**WHAT IS NEEDED**
Pictures in the data below are not part of the copy; transcribe everything else exactly.

Recorded data
- - - - - - -

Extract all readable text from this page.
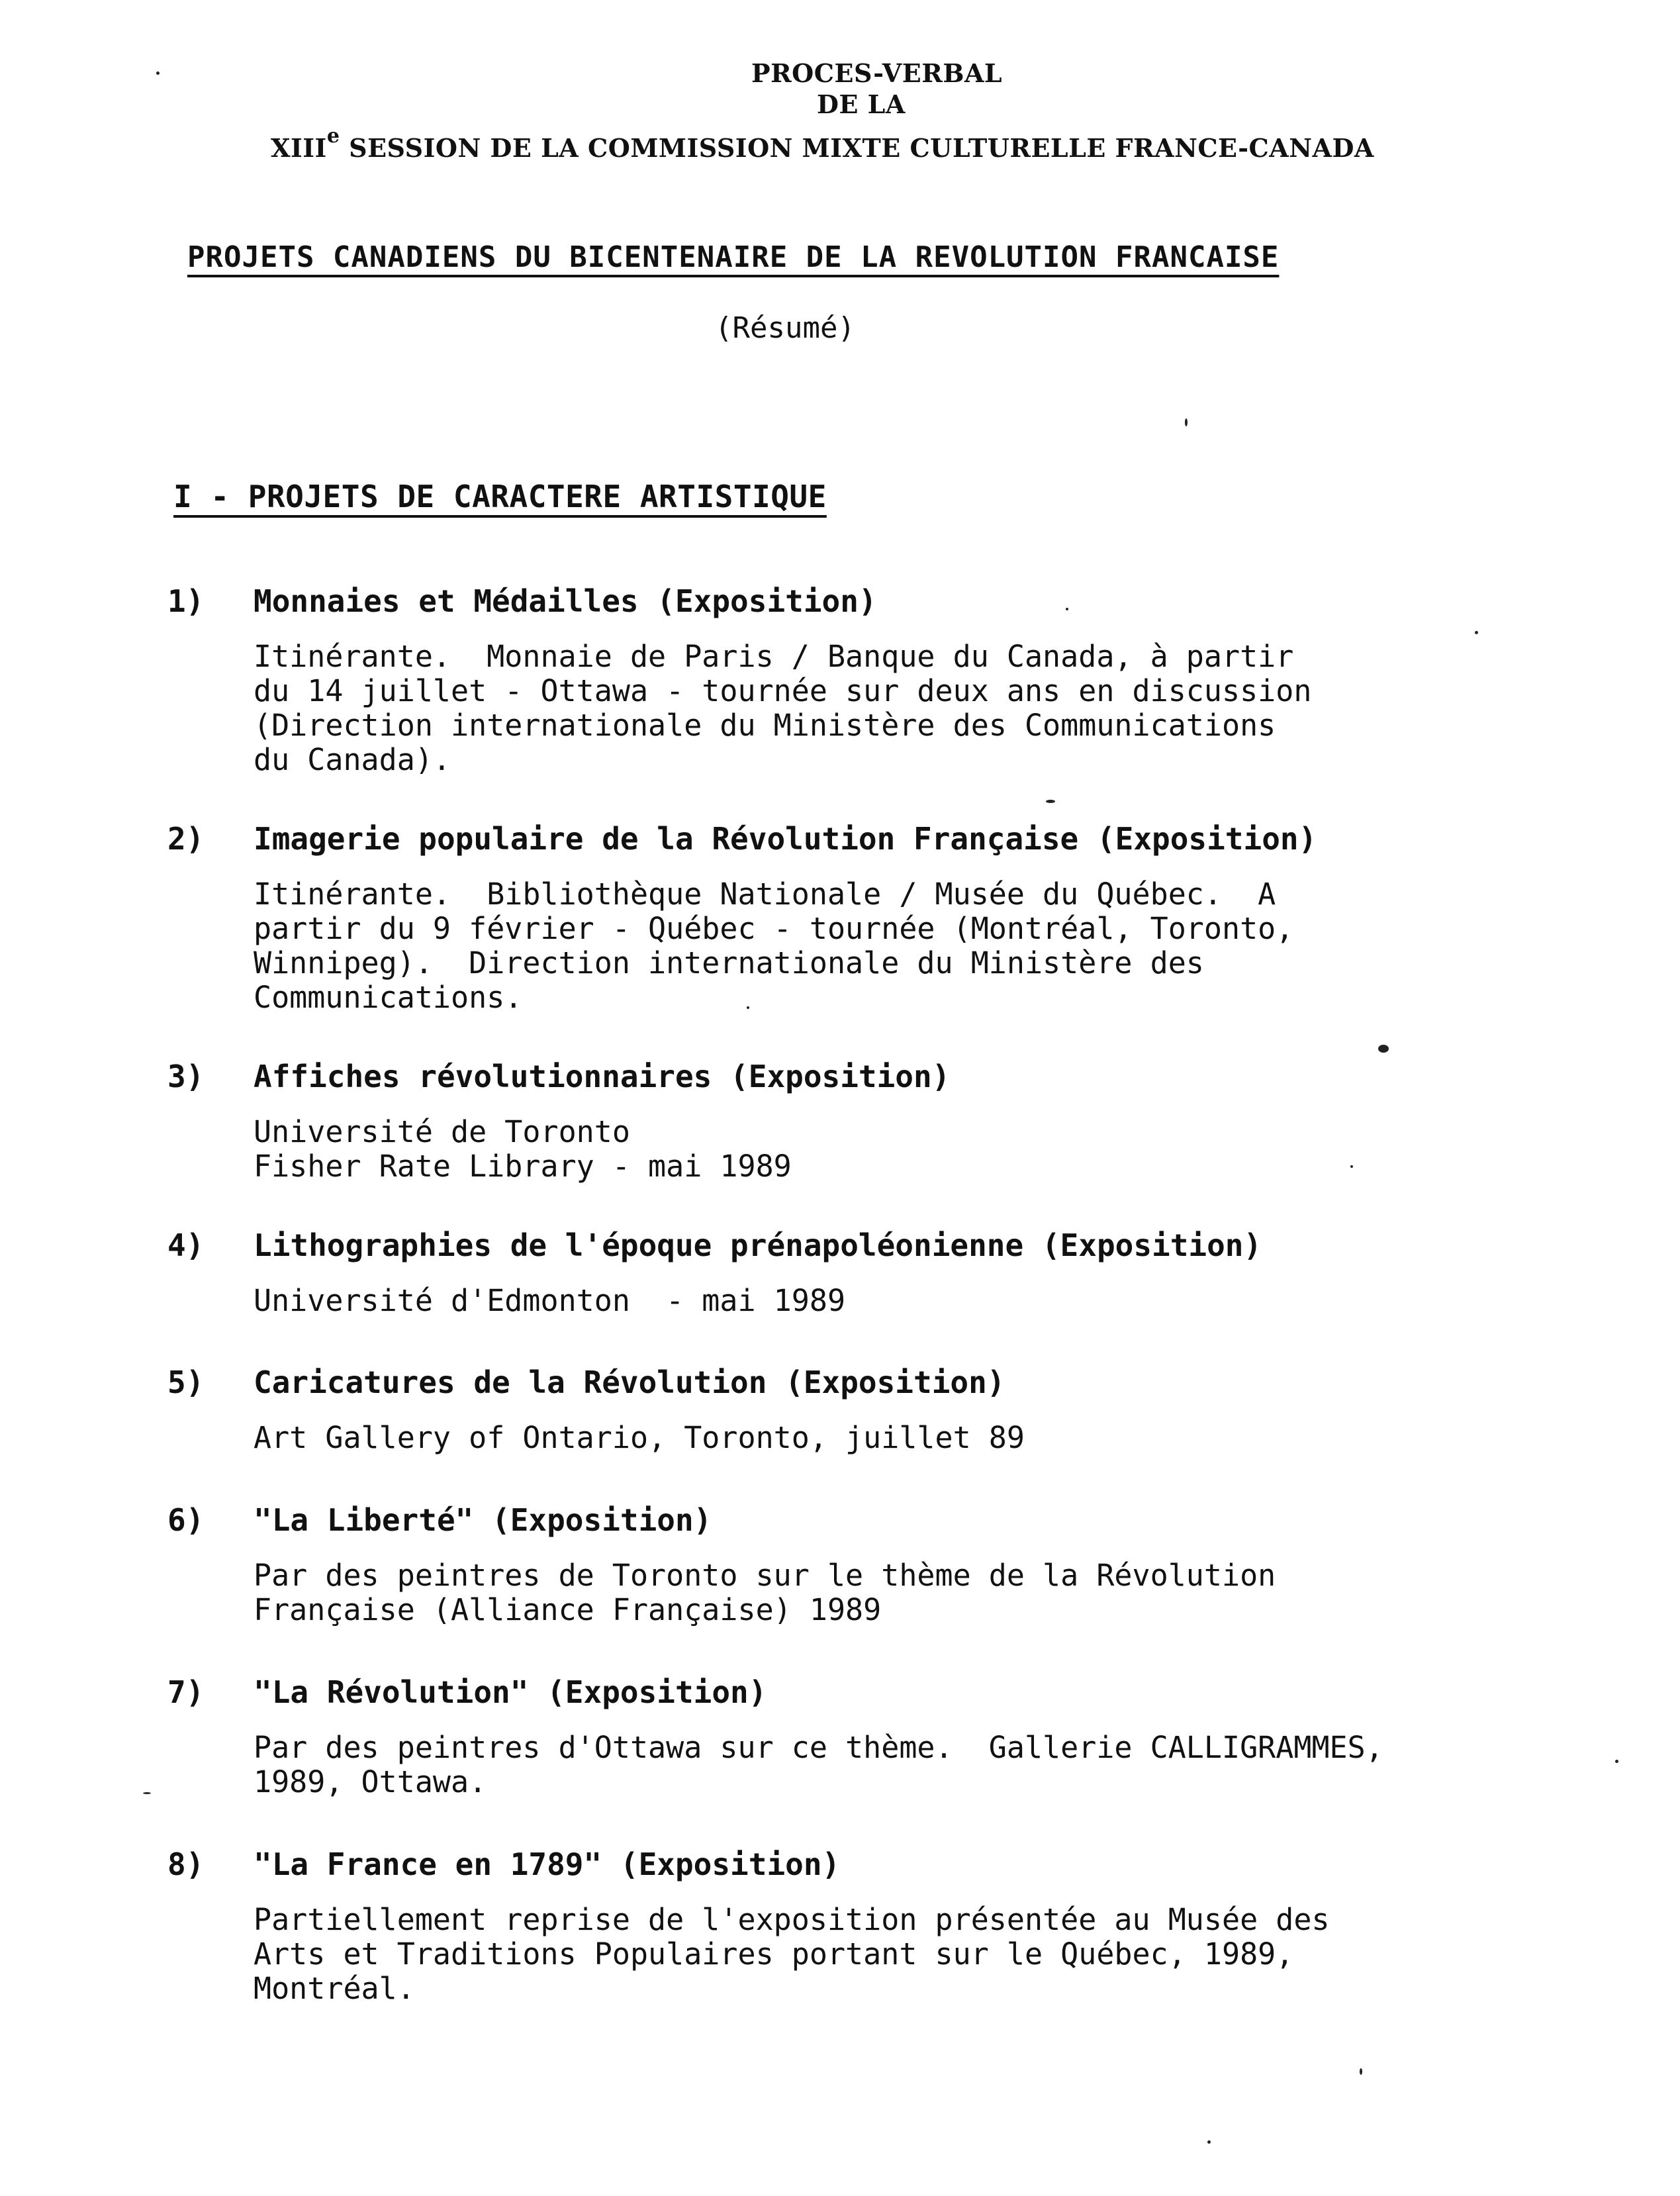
PROCES-VERBAL
DE LA
XIIIe SESSION DE LA COMMISSION MIXTE CULTURELLE FRANCE-CANADA
PROJETS CANADIENS DU BICENTENAIRE DE LA REVOLUTION FRANCAISE
(Résumé)
I - PROJETS DE CARACTERE ARTISTIQUE
1) Monnaies et Médailles (Exposition)
Itinérante.  Monnaie de Paris / Banque du Canada, à partir
du 14 juillet - Ottawa - tournée sur deux ans en discussion
(Direction internationale du Ministère des Communications
du Canada).
2) Imagerie populaire de la Révolution Française (Exposition)
Itinérante.  Bibliothèque Nationale / Musée du Québec.  A
partir du 9 février - Québec - tournée (Montréal, Toronto,
Winnipeg).  Direction internationale du Ministère des
Communications.
3) Affiches révolutionnaires (Exposition)
Université de Toronto
Fisher Rate Library - mai 1989
4) Lithographies de l'époque prénapoléonienne (Exposition)
Université d'Edmonton  - mai 1989
5) Caricatures de la Révolution (Exposition)
Art Gallery of Ontario, Toronto, juillet 89
6) "La Liberté" (Exposition)
Par des peintres de Toronto sur le thème de la Révolution
Française (Alliance Française) 1989
7) "La Révolution" (Exposition)
Par des peintres d'Ottawa sur ce thème.  Gallerie CALLIGRAMMES,
1989, Ottawa.
8) "La France en 1789" (Exposition)
Partiellement reprise de l'exposition présentée au Musée des
Arts et Traditions Populaires portant sur le Québec, 1989,
Montréal.
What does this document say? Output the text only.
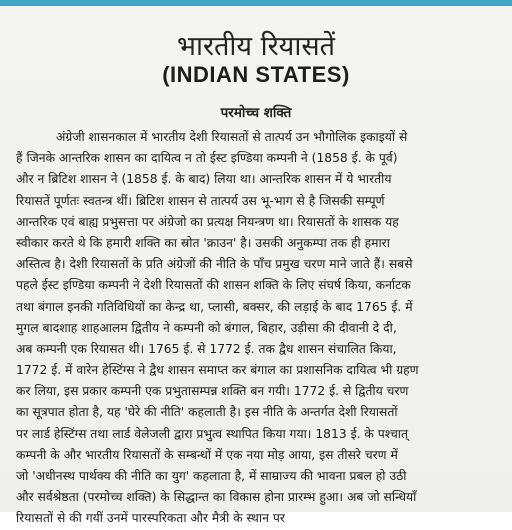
भारतीय रियासतें
(INDIAN STATES)
परमोच्च शक्ति

अंग्रेजी शासनकाल में भारतीय देशी रियासतों से तात्पर्य उन भौगोलिक इकाइयों से
हैं जिनके आन्तरिक शासन का दायित्व न तो ईस्ट इण्डिया कम्पनी ने (1858 ई. के पूर्व)
और न ब्रिटिश शासन ने (1858 ई. के बाद) लिया था। आन्तरिक शासन में ये भारतीय
रियासतें पूर्णतः स्वतन्त्र थीं। ब्रिटिश शासन से तात्पर्य उस भू-भाग से है जिसकी सम्पूर्ण
आन्तरिक एवं बाह्य प्रभुसत्ता पर अंग्रेजो का प्रत्यक्ष नियन्त्रण था। रियासतों के शासक यह
स्वीकार करते थे कि हमारी शक्ति का स्रोत 'क्राउन' है। उसकी अनुकम्पा तक ही हमारा
अस्तित्व है। देशी रियासतों के प्रति अंग्रेजों की नीति के पाँच प्रमुख चरण माने जाते हैं। सबसे
पहले ईस्ट इण्डिया कम्पनी ने देशी रियासतों की शासन शक्ति के लिए संघर्ष किया, कर्नाटक
तथा बंगाल इनकी गतिविधियों का केन्द्र था, प्लासी, बक्सर, की लड़ाई के बाद 1765 ई. में
मुगल बादशाह शाहआलम द्वितीय ने कम्पनी को बंगाल, बिहार, उड़ीसा की दीवानी दे दी,
अब कम्पनी एक रियासत थी। 1765 ई. से 1772 ई. तक द्वैध शासन संचालित किया,
1772 ई. में वारेन हेस्टिंग्स ने द्वैध शासन समाप्त कर बंगाल का प्रशासनिक दायित्व भी ग्रहण
कर लिया, इस प्रकार कम्पनी एक प्रभुतासम्पन्न शक्ति बन गयी। 1772 ई. से द्वितीय चरण
का सूत्रपात होता है, यह 'घेरे की नीति' कहलाती है। इस नीति के अन्तर्गत देशी रियासतों
पर लार्ड हेस्टिंग्स तथा लार्ड वेलेजली द्वारा प्रभुत्व स्थापित किया गया। 1813 ई. के पश्चात्
कम्पनी के और भारतीय रियासतों के सम्बन्धों में एक नया मोड़ आया, इस तीसरे चरण में
जो 'अधीनस्थ पार्थक्य की नीति का युग' कहलाता है, में साम्राज्य की भावना प्रबल हो उठी
और सर्वश्रेष्ठता (परमोच्च शक्ति) के सिद्धान्त का विकास होना प्रारम्भ हुआ। अब जो सन्धियाँ
रियासतों से की गयीं उनमें पारस्परिकता और मैत्री के स्थान पर
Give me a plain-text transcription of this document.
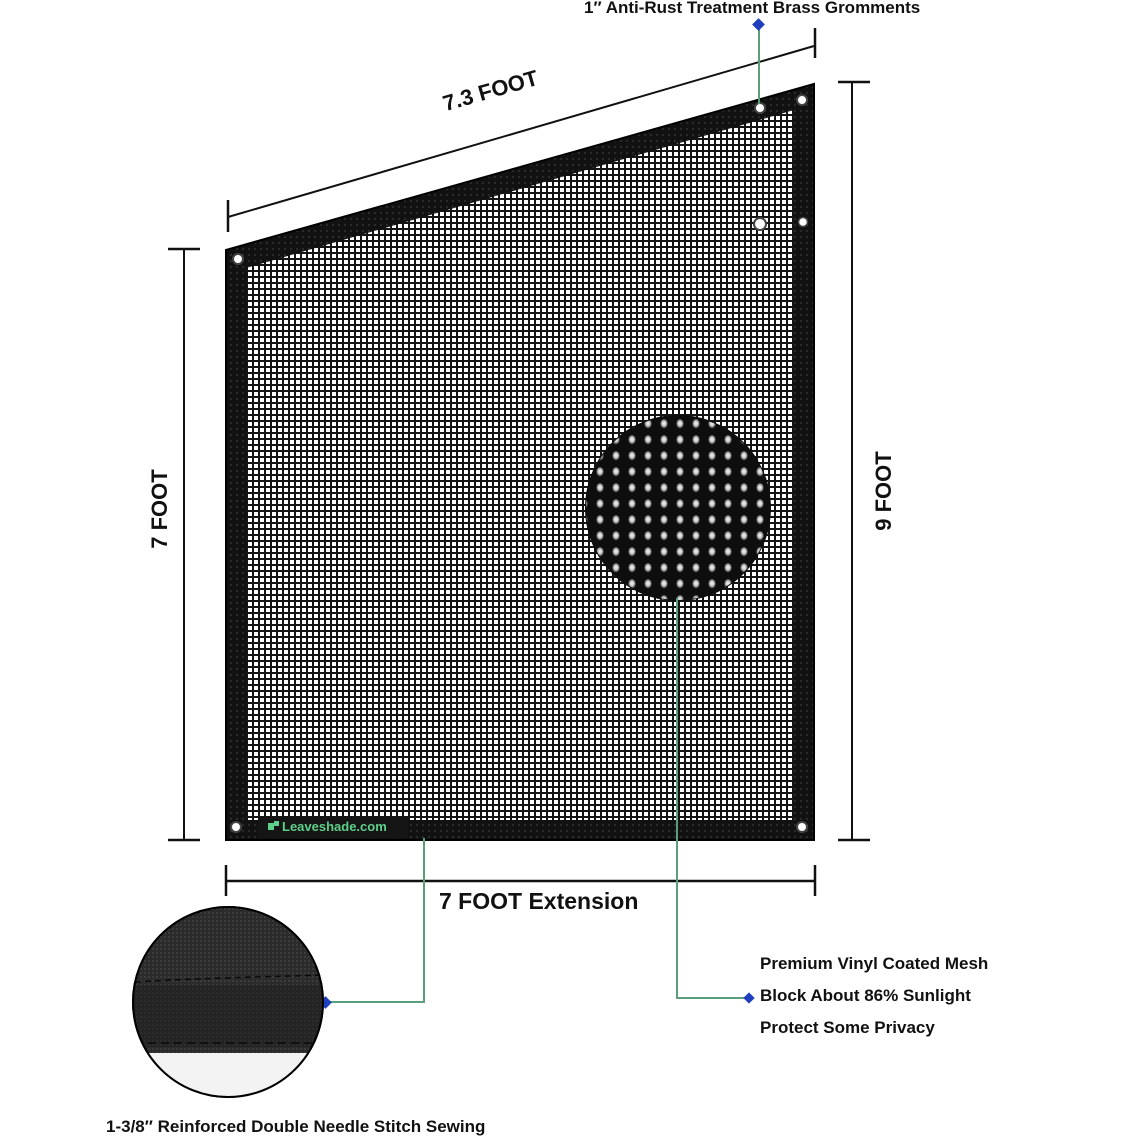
1″ Anti-Rust Treatment Brass Gromments
7.3 FOOT
7 FOOT	9 FOOT
7 FOOT Extension
Leaveshade.com
Premium Vinyl Coated Mesh
Block About 86% Sunlight
Protect Some Privacy
1-3/8″ Reinforced Double Needle Stitch Sewing
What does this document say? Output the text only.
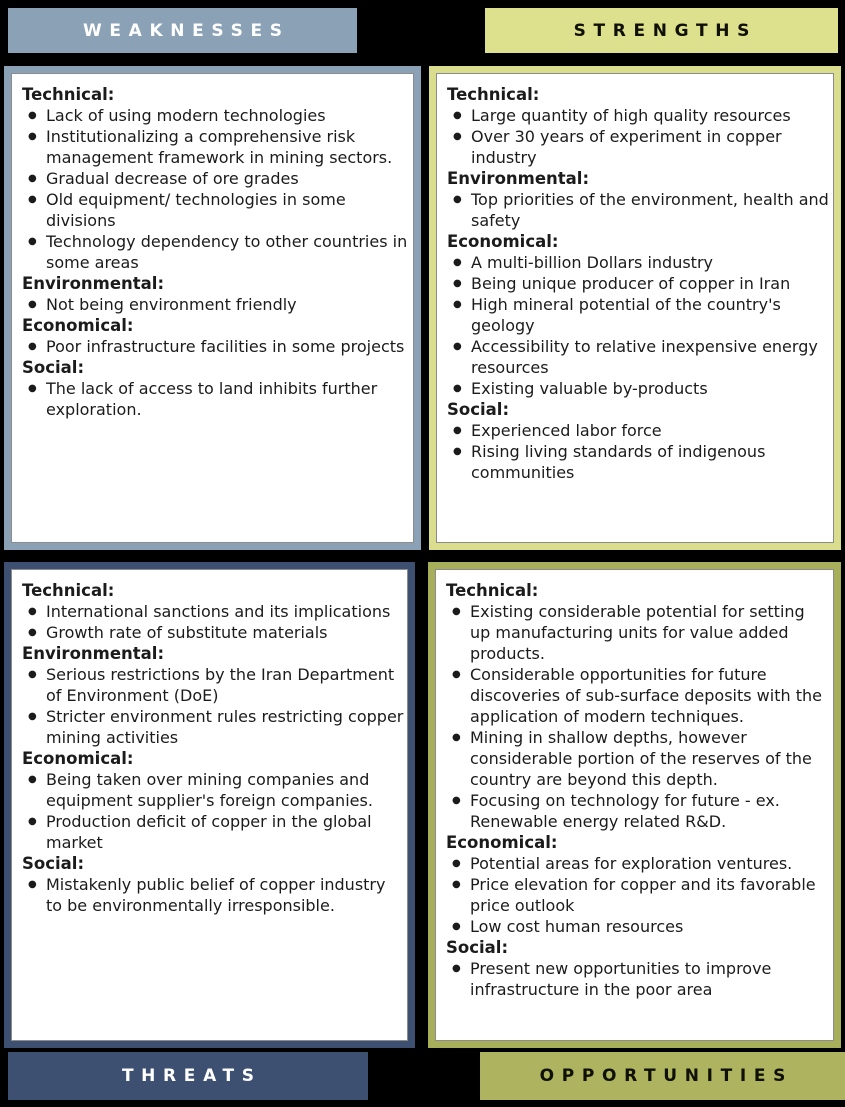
WEAKNESSES	STRENGTHS
Technical:
● Lack of using modern technologies
● Institutionalizing a comprehensive risk management framework in mining sectors.
● Gradual decrease of ore grades
● Old equipment/ technologies in some divisions
● Technology dependency to other countries in some areas
Environmental:
● Not being environment friendly
Economical:
● Poor infrastructure facilities in some projects
Social:
● The lack of access to land inhibits further exploration.
Technical:
● Large quantity of high quality resources
● Over 30 years of experiment in copper industry
Environmental:
● Top priorities of the environment, health and safety
Economical:
● A multi-billion Dollars industry
● Being unique producer of copper in Iran
● High mineral potential of the country's geology
● Accessibility to relative inexpensive energy resources
● Existing valuable by-products
Social:
● Experienced labor force
● Rising living standards of indigenous communities
Technical:
● International sanctions and its implications
● Growth rate of substitute materials
Environmental:
● Serious restrictions by the Iran Department of Environment (DoE)
● Stricter environment rules restricting copper mining activities
Economical:
● Being taken over mining companies and equipment supplier's foreign companies.
● Production deficit of copper in the global market
Social:
● Mistakenly public belief of copper industry to be environmentally irresponsible.
Technical:
● Existing considerable potential for setting up manufacturing units for value added products.
● Considerable opportunities for future discoveries of sub-surface deposits with the application of modern techniques.
● Mining in shallow depths, however considerable portion of the reserves of the country are beyond this depth.
● Focusing on technology for future - ex. Renewable energy related R&D.
Economical:
● Potential areas for exploration ventures.
● Price elevation for copper and its favorable price outlook
● Low cost human resources
Social:
● Present new opportunities to improve infrastructure in the poor area
THREATS	OPPORTUNITIES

- - - - - - -

**FINAL RESULT**
Extract all readable text from this page.
PROCES-VERBAL
DE LA
XIIIe SESSION DE LA COMMISSION MIXTE CULTURELLE FRANCE-CANADA
PROJETS CANADIENS DU BICENTENAIRE DE LA REVOLUTION FRANCAISE
(Résumé)
I - PROJETS DE CARACTERE ARTISTIQUE
1) Monnaies et Médailles (Exposition)
Itinérante.  Monnaie de Paris / Banque du Canada, à partir
du 14 juillet - Ottawa - tournée sur deux ans en discussion
(Direction internationale du Ministère des Communications
du Canada).
2) Imagerie populaire de la Révolution Française (Exposition)
Itinérante.  Bibliothèque Nationale / Musée du Québec.  A
partir du 9 février - Québec - tournée (Montréal, Toronto,
Winnipeg).  Direction internationale du Ministère des
Communications.
3) Affiches révolutionnaires (Exposition)
Université de Toronto
Fisher Rate Library - mai 1989
4) Lithographies de l'époque prénapoléonienne (Exposition)
Université d'Edmonton  - mai 1989
5) Caricatures de la Révolution (Exposition)
Art Gallery of Ontario, Toronto, juillet 89
6) "La Liberté" (Exposition)
Par des peintres de Toronto sur le thème de la Révolution
Française (Alliance Française) 1989
7) "La Révolution" (Exposition)
Par des peintres d'Ottawa sur ce thème.  Gallerie CALLIGRAMMES,
1989, Ottawa.
8) "La France en 1789" (Exposition)
Partiellement reprise de l'exposition présentée au Musée des
Arts et Traditions Populaires portant sur le Québec, 1989,
Montréal.
What does this document say? Output the text only.
भारतीय रियासतें
(INDIAN STATES)
परमोच्च शक्ति

अंग्रेजी शासनकाल में भारतीय देशी रियासतों से तात्पर्य उन भौगोलिक इकाइयों से
हैं जिनके आन्तरिक शासन का दायित्व न तो ईस्ट इण्डिया कम्पनी ने (1858 ई. के पूर्व)
और न ब्रिटिश शासन ने (1858 ई. के बाद) लिया था। आन्तरिक शासन में ये भारतीय
रियासतें पूर्णतः स्वतन्त्र थीं। ब्रिटिश शासन से तात्पर्य उस भू-भाग से है जिसकी सम्पूर्ण
आन्तरिक एवं बाह्य प्रभुसत्ता पर अंग्रेजो का प्रत्यक्ष नियन्त्रण था। रियासतों के शासक यह
स्वीकार करते थे कि हमारी शक्ति का स्रोत 'क्राउन' है। उसकी अनुकम्पा तक ही हमारा
अस्तित्व है। देशी रियासतों के प्रति अंग्रेजों की नीति के पाँच प्रमुख चरण माने जाते हैं। सबसे
पहले ईस्ट इण्डिया कम्पनी ने देशी रियासतों की शासन शक्ति के लिए संघर्ष किया, कर्नाटक
तथा बंगाल इनकी गतिविधियों का केन्द्र था, प्लासी, बक्सर, की लड़ाई के बाद 1765 ई. में
मुगल बादशाह शाहआलम द्वितीय ने कम्पनी को बंगाल, बिहार, उड़ीसा की दीवानी दे दी,
अब कम्पनी एक रियासत थी। 1765 ई. से 1772 ई. तक द्वैध शासन संचालित किया,
1772 ई. में वारेन हेस्टिंग्स ने द्वैध शासन समाप्त कर बंगाल का प्रशासनिक दायित्व भी ग्रहण
कर लिया, इस प्रकार कम्पनी एक प्रभुतासम्पन्न शक्ति बन गयी। 1772 ई. से द्वितीय चरण
का सूत्रपात होता है, यह 'घेरे की नीति' कहलाती है। इस नीति के अन्तर्गत देशी रियासतों
पर लार्ड हेस्टिंग्स तथा लार्ड वेलेजली द्वारा प्रभुत्व स्थापित किया गया। 1813 ई. के पश्चात्
कम्पनी के और भारतीय रियासतों के सम्बन्धों में एक नया मोड़ आया, इस तीसरे चरण में
जो 'अधीनस्थ पार्थक्य की नीति का युग' कहलाता है, में साम्राज्य की भावना प्रबल हो उठी
और सर्वश्रेष्ठता (परमोच्च शक्ति) के सिद्धान्त का विकास होना प्रारम्भ हुआ। अब जो सन्धियाँ
रियासतों से की गयीं उनमें पारस्परिकता और मैत्री के स्थान पर
Give me a plain-text transcription of this document.
1″ Anti-Rust Treatment Brass Gromments
7.3 FOOT
7 FOOT	9 FOOT
7 FOOT Extension
Leaveshade.com
Premium Vinyl Coated Mesh
Block About 86% Sunlight
Protect Some Privacy
1-3/8″ Reinforced Double Needle Stitch Sewing
What does this document say? Output the text only.
WEAKNESSES	STRENGTHS
Technical:
● Lack of using modern technologies
● Institutionalizing a comprehensive risk management framework in mining sectors.
● Gradual decrease of ore grades
● Old equipment/ technologies in some divisions
● Technology dependency to other countries in some areas
Environmental:
● Not being environment friendly
Economical:
● Poor infrastructure facilities in some projects
Social:
● The lack of access to land inhibits further exploration.
Technical:
● Large quantity of high quality resources
● Over 30 years of experiment in copper industry
Environmental:
● Top priorities of the environment, health and safety
Economical:
● A multi-billion Dollars industry
● Being unique producer of copper in Iran
● High mineral potential of the country's geology
● Accessibility to relative inexpensive energy resources
● Existing valuable by-products
Social:
● Experienced labor force
● Rising living standards of indigenous communities
Technical:
● International sanctions and its implications
● Growth rate of substitute materials
Environmental:
● Serious restrictions by the Iran Department of Environment (DoE)
● Stricter environment rules restricting copper mining activities
Economical:
● Being taken over mining companies and equipment supplier's foreign companies.
● Production deficit of copper in the global market
Social:
● Mistakenly public belief of copper industry to be environmentally irresponsible.
Technical:
● Existing considerable potential for setting up manufacturing units for value added products.
● Considerable opportunities for future discoveries of sub-surface deposits with the application of modern techniques.
● Mining in shallow depths, however considerable portion of the reserves of the country are beyond this depth.
● Focusing on technology for future - ex. Renewable energy related R&D.
Economical:
● Potential areas for exploration ventures.
● Price elevation for copper and its favorable price outlook
● Low cost human resources
Social:
● Present new opportunities to improve infrastructure in the poor area
THREATS	OPPORTUNITIES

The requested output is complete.